EXERCISE TASK ::
Reproduce the listing below word for word, with no pictures.

RECORD EXCERPTS ::
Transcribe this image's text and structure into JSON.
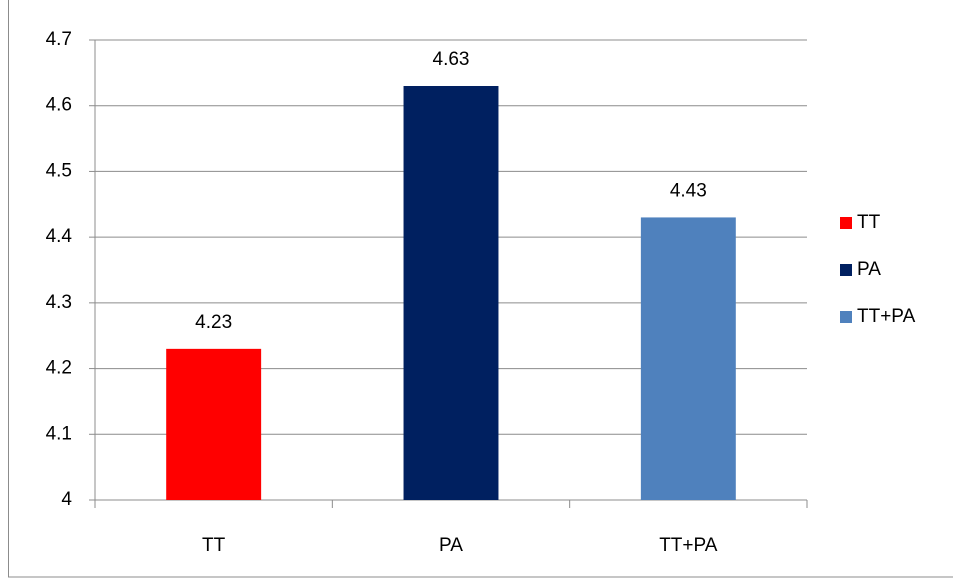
{
  "chart_data": {
    "type": "bar",
    "categories": [
      "TT",
      "PA",
      "TT+PA"
    ],
    "values": [
      4.23,
      4.63,
      4.43
    ],
    "colors": [
      "#ff0000",
      "#002060",
      "#4f81bd"
    ],
    "ylim": [
      4,
      4.7
    ],
    "yticks": [
      4,
      4.1,
      4.2,
      4.3,
      4.4,
      4.5,
      4.6,
      4.7
    ],
    "grid": true,
    "legend": "right"
  }
}
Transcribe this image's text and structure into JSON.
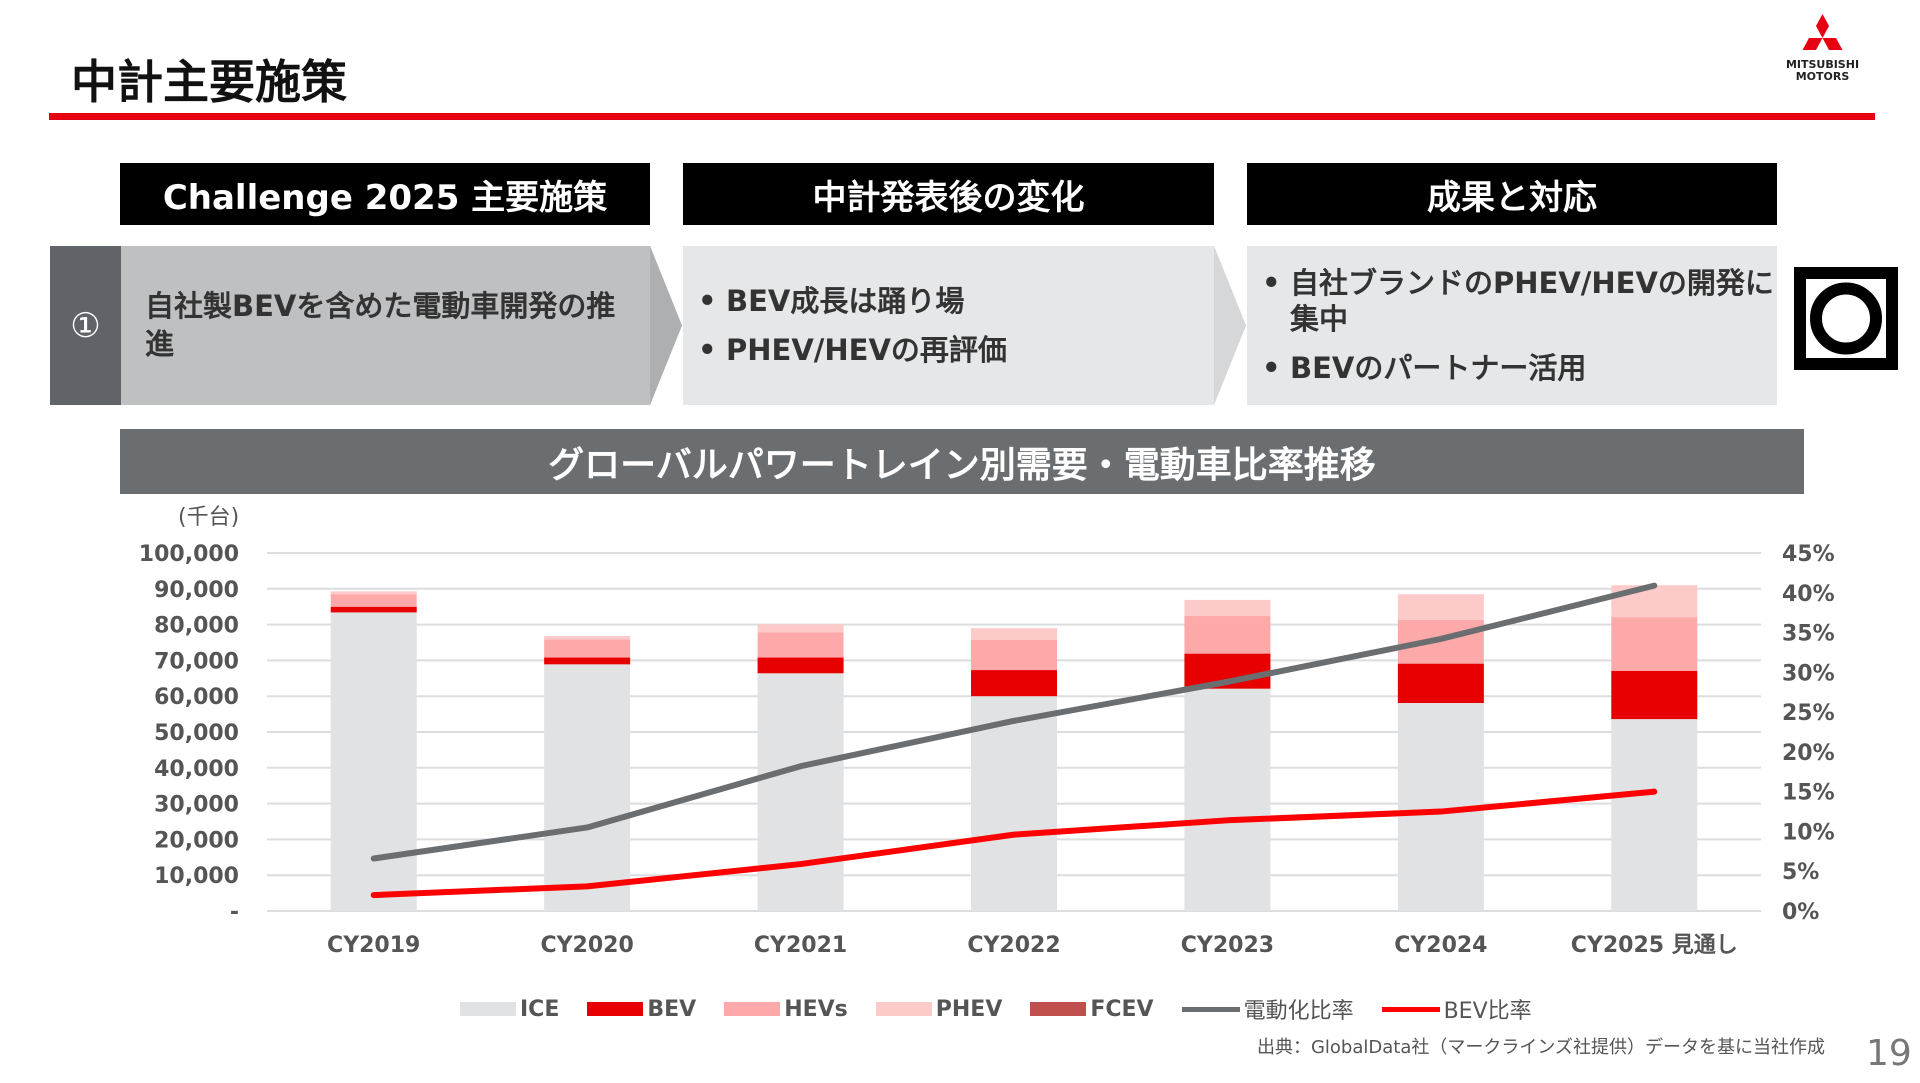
{
  "title": "中計主要施策",
  "logo": {
    "text_line1": "MITSUBISHI",
    "text_line2": "MOTORS",
    "color": "#e60012"
  },
  "columns": [
    "Challenge 2025 主要施策",
    "中計発表後の変化",
    "成果と対応"
  ],
  "row": {
    "number": "①",
    "policy": "自社製BEVを含めた電動車開発の推進",
    "changes": [
      "BEV成長は踊り場",
      "PHEV/HEVの再評価"
    ],
    "results": [
      "自社ブランドのPHEV/HEVの開発に集中",
      "BEVのパートナー活用"
    ],
    "evaluation_icon": "double-circle-in-square-icon"
  },
  "chart_title": "グローバルパワートレイン別需要・電動車比率推移",
  "footnote": "出典：GlobalData社（マークラインズ社提供）データを基に当社作成",
  "page_number": "19",
  "chart_data": {
    "type": "bar",
    "stacked": true,
    "unit_label": "(千台)",
    "categories": [
      "CY2019",
      "CY2020",
      "CY2021",
      "CY2022",
      "CY2023",
      "CY2024",
      "CY2025 見通し"
    ],
    "y_left": {
      "range": [
        0,
        100000
      ],
      "ticks": [
        "-",
        "10,000",
        "20,000",
        "30,000",
        "40,000",
        "50,000",
        "60,000",
        "70,000",
        "80,000",
        "90,000",
        "100,000"
      ]
    },
    "y_right": {
      "range": [
        0,
        45
      ],
      "ticks": [
        "0%",
        "5%",
        "10%",
        "15%",
        "20%",
        "25%",
        "30%",
        "35%",
        "40%",
        "45%"
      ]
    },
    "grid": true,
    "legend_position": "bottom",
    "series": [
      {
        "name": "ICE",
        "type": "bar",
        "color": "#e1e2e3",
        "values": [
          83400,
          68900,
          66400,
          60000,
          62100,
          58100,
          53600
        ]
      },
      {
        "name": "BEV",
        "type": "bar",
        "color": "#e60000",
        "values": [
          1600,
          1900,
          4400,
          7300,
          9800,
          11000,
          13500
        ]
      },
      {
        "name": "HEVs",
        "type": "bar",
        "color": "#fda9a9",
        "values": [
          3500,
          5100,
          7000,
          8400,
          10500,
          12200,
          15000
        ]
      },
      {
        "name": "PHEV",
        "type": "bar",
        "color": "#fdcaca",
        "values": [
          800,
          900,
          2300,
          3300,
          4500,
          7200,
          8900
        ]
      },
      {
        "name": "FCEV",
        "type": "bar",
        "color": "#c0504d",
        "values": [
          0,
          0,
          0,
          0,
          0,
          0,
          0
        ]
      },
      {
        "name": "電動化比率",
        "type": "line",
        "axis": "right",
        "color": "#6b6e71",
        "values": [
          6.6,
          10.5,
          18.2,
          23.9,
          28.8,
          34.2,
          40.9
        ]
      },
      {
        "name": "BEV比率",
        "type": "line",
        "axis": "right",
        "color": "#ff0000",
        "values": [
          2.0,
          3.1,
          5.9,
          9.6,
          11.4,
          12.5,
          15.0
        ]
      }
    ]
  }
}
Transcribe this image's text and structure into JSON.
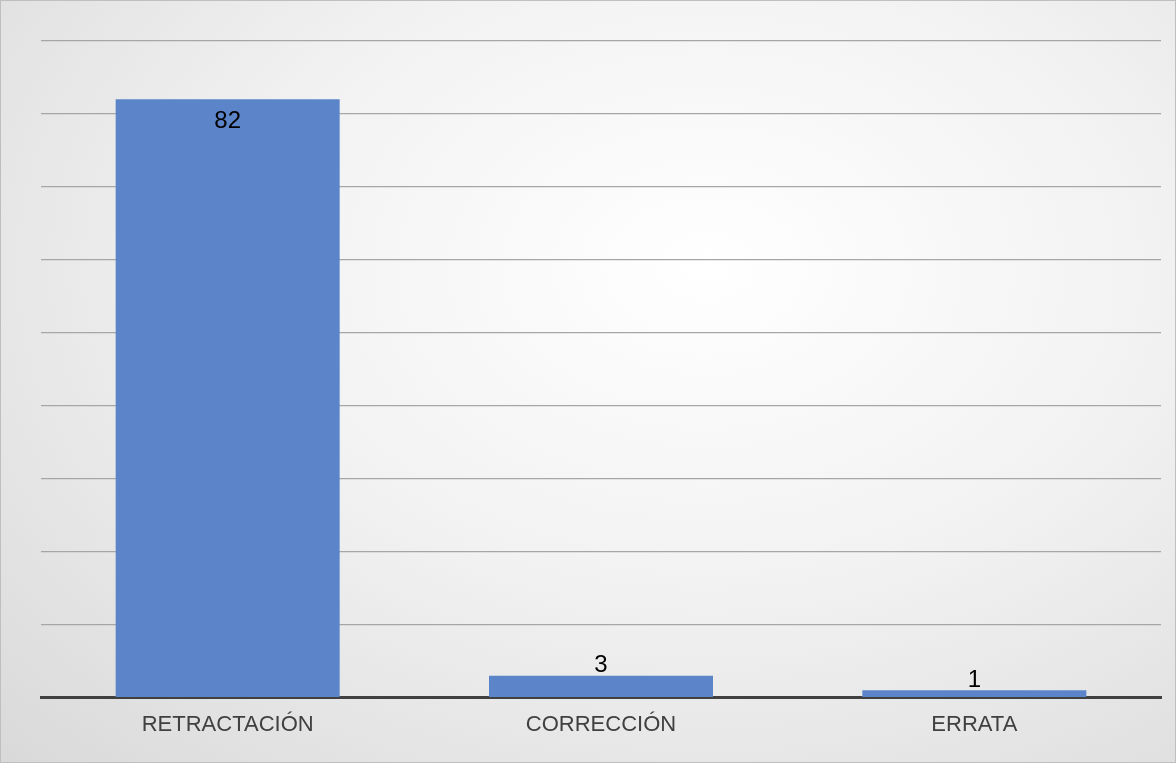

TASK SOLUTION ::
Transcribe this image's text and structure into JSON.
{
  "chart_data": {
    "type": "bar",
    "categories": [
      "TT",
      "PA",
      "TT+PA"
    ],
    "values": [
      4.23,
      4.63,
      4.43
    ],
    "colors": [
      "#ff0000",
      "#002060",
      "#4f81bd"
    ],
    "ylim": [
      4,
      4.7
    ],
    "yticks": [
      4,
      4.1,
      4.2,
      4.3,
      4.4,
      4.5,
      4.6,
      4.7
    ],
    "grid": true,
    "legend": "right"
  }
}
Transcribe this image's text and structure into JSON.
{
  "title": "中計主要施策",
  "logo": {
    "text_line1": "MITSUBISHI",
    "text_line2": "MOTORS",
    "color": "#e60012"
  },
  "columns": [
    "Challenge 2025 主要施策",
    "中計発表後の変化",
    "成果と対応"
  ],
  "row": {
    "number": "①",
    "policy": "自社製BEVを含めた電動車開発の推進",
    "changes": [
      "BEV成長は踊り場",
      "PHEV/HEVの再評価"
    ],
    "results": [
      "自社ブランドのPHEV/HEVの開発に集中",
      "BEVのパートナー活用"
    ],
    "evaluation_icon": "double-circle-in-square-icon"
  },
  "chart_title": "グローバルパワートレイン別需要・電動車比率推移",
  "footnote": "出典：GlobalData社（マークラインズ社提供）データを基に当社作成",
  "page_number": "19",
  "chart_data": {
    "type": "bar",
    "stacked": true,
    "unit_label": "(千台)",
    "categories": [
      "CY2019",
      "CY2020",
      "CY2021",
      "CY2022",
      "CY2023",
      "CY2024",
      "CY2025 見通し"
    ],
    "y_left": {
      "range": [
        0,
        100000
      ],
      "ticks": [
        "-",
        "10,000",
        "20,000",
        "30,000",
        "40,000",
        "50,000",
        "60,000",
        "70,000",
        "80,000",
        "90,000",
        "100,000"
      ]
    },
    "y_right": {
      "range": [
        0,
        45
      ],
      "ticks": [
        "0%",
        "5%",
        "10%",
        "15%",
        "20%",
        "25%",
        "30%",
        "35%",
        "40%",
        "45%"
      ]
    },
    "grid": true,
    "legend_position": "bottom",
    "series": [
      {
        "name": "ICE",
        "type": "bar",
        "color": "#e1e2e3",
        "values": [
          83400,
          68900,
          66400,
          60000,
          62100,
          58100,
          53600
        ]
      },
      {
        "name": "BEV",
        "type": "bar",
        "color": "#e60000",
        "values": [
          1600,
          1900,
          4400,
          7300,
          9800,
          11000,
          13500
        ]
      },
      {
        "name": "HEVs",
        "type": "bar",
        "color": "#fda9a9",
        "values": [
          3500,
          5100,
          7000,
          8400,
          10500,
          12200,
          15000
        ]
      },
      {
        "name": "PHEV",
        "type": "bar",
        "color": "#fdcaca",
        "values": [
          800,
          900,
          2300,
          3300,
          4500,
          7200,
          8900
        ]
      },
      {
        "name": "FCEV",
        "type": "bar",
        "color": "#c0504d",
        "values": [
          0,
          0,
          0,
          0,
          0,
          0,
          0
        ]
      },
      {
        "name": "電動化比率",
        "type": "line",
        "axis": "right",
        "color": "#6b6e71",
        "values": [
          6.6,
          10.5,
          18.2,
          23.9,
          28.8,
          34.2,
          40.9
        ]
      },
      {
        "name": "BEV比率",
        "type": "line",
        "axis": "right",
        "color": "#ff0000",
        "values": [
          2.0,
          3.1,
          5.9,
          9.6,
          11.4,
          12.5,
          15.0
        ]
      }
    ]
  }
}
Transcribe this image's text and structure into JSON.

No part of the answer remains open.